Data provided:
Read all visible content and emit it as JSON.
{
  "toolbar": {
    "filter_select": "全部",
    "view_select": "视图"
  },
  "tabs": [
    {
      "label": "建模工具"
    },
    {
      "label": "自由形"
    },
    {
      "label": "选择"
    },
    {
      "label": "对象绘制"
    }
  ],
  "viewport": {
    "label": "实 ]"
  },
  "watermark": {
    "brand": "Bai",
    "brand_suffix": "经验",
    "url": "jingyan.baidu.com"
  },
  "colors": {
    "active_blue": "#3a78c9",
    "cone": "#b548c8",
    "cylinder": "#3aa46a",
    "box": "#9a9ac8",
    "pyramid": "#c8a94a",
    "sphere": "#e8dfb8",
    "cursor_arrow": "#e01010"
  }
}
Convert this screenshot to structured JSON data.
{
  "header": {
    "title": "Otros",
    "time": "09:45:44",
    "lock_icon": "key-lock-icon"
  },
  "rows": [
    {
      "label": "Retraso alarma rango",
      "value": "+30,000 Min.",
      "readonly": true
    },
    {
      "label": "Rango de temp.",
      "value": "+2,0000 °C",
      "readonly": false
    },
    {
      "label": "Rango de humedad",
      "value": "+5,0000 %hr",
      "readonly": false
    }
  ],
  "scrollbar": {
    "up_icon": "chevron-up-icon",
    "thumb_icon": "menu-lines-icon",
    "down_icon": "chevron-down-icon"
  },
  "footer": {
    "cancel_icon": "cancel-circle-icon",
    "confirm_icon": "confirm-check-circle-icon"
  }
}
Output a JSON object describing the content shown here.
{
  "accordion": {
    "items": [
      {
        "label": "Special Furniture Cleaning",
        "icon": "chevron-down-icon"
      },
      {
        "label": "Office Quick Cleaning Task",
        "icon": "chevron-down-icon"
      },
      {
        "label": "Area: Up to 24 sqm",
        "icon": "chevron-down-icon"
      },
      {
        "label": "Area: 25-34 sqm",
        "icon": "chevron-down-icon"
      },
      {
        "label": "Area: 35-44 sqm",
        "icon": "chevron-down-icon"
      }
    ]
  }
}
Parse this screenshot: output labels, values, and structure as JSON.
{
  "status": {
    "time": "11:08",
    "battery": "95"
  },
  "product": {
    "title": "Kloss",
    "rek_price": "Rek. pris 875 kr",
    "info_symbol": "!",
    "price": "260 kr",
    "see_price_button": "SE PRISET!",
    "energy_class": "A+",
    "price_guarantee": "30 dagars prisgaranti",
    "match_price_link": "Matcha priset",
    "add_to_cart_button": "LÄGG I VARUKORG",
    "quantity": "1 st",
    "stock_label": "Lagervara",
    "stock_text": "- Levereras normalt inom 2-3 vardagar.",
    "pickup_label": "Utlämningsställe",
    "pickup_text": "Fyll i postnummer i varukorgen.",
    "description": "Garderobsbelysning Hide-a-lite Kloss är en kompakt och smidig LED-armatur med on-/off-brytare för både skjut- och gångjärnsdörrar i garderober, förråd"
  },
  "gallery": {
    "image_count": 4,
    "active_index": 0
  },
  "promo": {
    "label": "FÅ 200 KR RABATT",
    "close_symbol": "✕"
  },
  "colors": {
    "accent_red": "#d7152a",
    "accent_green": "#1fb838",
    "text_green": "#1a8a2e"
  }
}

Set task:
Look through the data above. Find each line with the string "screenshot" and copy it.

Result for this task:
Convert this screenshot to structured JSON data.
Parse this screenshot: output labels, values, and structure as JSON.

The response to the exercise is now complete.